**Items:**
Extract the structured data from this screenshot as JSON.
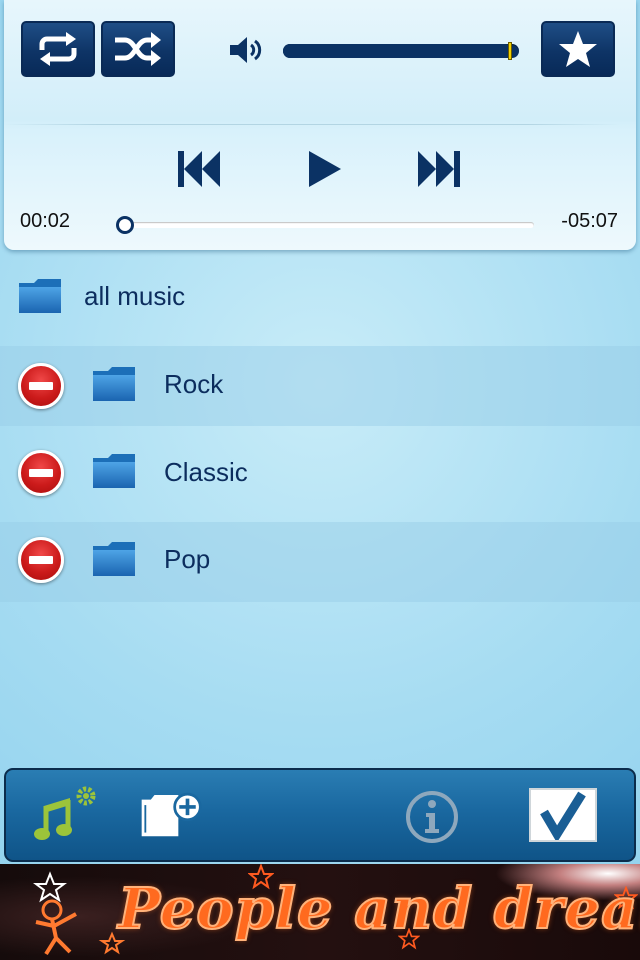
{
  "player": {
    "repeat_icon": "repeat-icon",
    "shuffle_icon": "shuffle-icon",
    "volume_icon": "speaker-icon",
    "volume_level": 0.97,
    "favorite_icon": "star-icon",
    "prev_icon": "skip-back-icon",
    "play_icon": "play-icon",
    "next_icon": "skip-forward-icon",
    "elapsed": "00:02",
    "remaining": "-05:07",
    "progress": 0.006
  },
  "list": {
    "all": {
      "label": "all music",
      "icon": "folder-icon"
    },
    "items": [
      {
        "label": "Rock",
        "icon": "folder-icon",
        "remove_icon": "remove-icon"
      },
      {
        "label": "Classic",
        "icon": "folder-icon",
        "remove_icon": "remove-icon"
      },
      {
        "label": "Pop",
        "icon": "folder-icon",
        "remove_icon": "remove-icon"
      }
    ]
  },
  "toolbar": {
    "music_settings_icon": "music-settings-icon",
    "add_folder_icon": "add-folder-icon",
    "info_icon": "info-icon",
    "done_icon": "checkmark-icon"
  },
  "banner": {
    "text": "People and dream"
  },
  "colors": {
    "accent": "#0b3264",
    "volume_thumb": "#f2d200",
    "remove_red": "#cc1b1b",
    "toolbar_blue": "#1a68a0",
    "banner_orange": "#ff6a1f"
  }
}
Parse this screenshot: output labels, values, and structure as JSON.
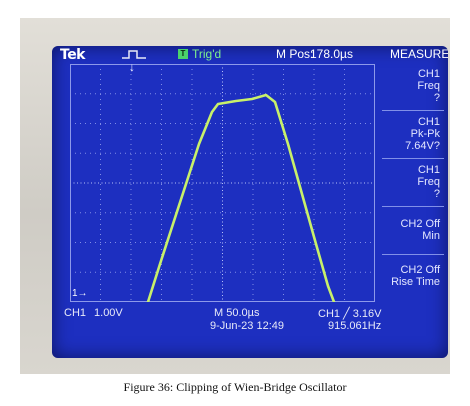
{
  "scope": {
    "brand": "Tek",
    "acquisition_icon": "run-pulse-icon",
    "trigger_indicator": "T",
    "trigger_status": "Trig'd",
    "position_label": "M Pos:",
    "position_value": "178.0µs",
    "menu_title": "MEASURE",
    "measurements": [
      {
        "channel": "CH1",
        "type": "Freq",
        "value": "?"
      },
      {
        "channel": "CH1",
        "type": "Pk-Pk",
        "value": "7.64V?"
      },
      {
        "channel": "CH1",
        "type": "Freq",
        "value": "?"
      },
      {
        "channel": "CH2 Off",
        "type": "Min",
        "value": ""
      },
      {
        "channel": "CH2 Off",
        "type": "Rise Time",
        "value": ""
      }
    ],
    "channel_label": "CH1",
    "channel_scale": "1.00V",
    "timebase": "M 50.0µs",
    "date": "9-Jun-23",
    "time": "12:49",
    "trigger_readout": "CH1 ╱ 3.16V",
    "frequency": "915.061Hz",
    "ground_marker": "1→",
    "colors": {
      "screen": "#1d2fc0",
      "trace": "#c8f06a",
      "grid": "#9aa6f0"
    }
  },
  "caption": "Figure 36: Clipping of Wien-Bridge Oscillator"
}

**Goal:**
From the entries, copy out each line containing the word "JSON".

**Output of the task:**
Extract the structured data from this screenshot as JSON.
Parse this screenshot: output labels, values, and structure as JSON.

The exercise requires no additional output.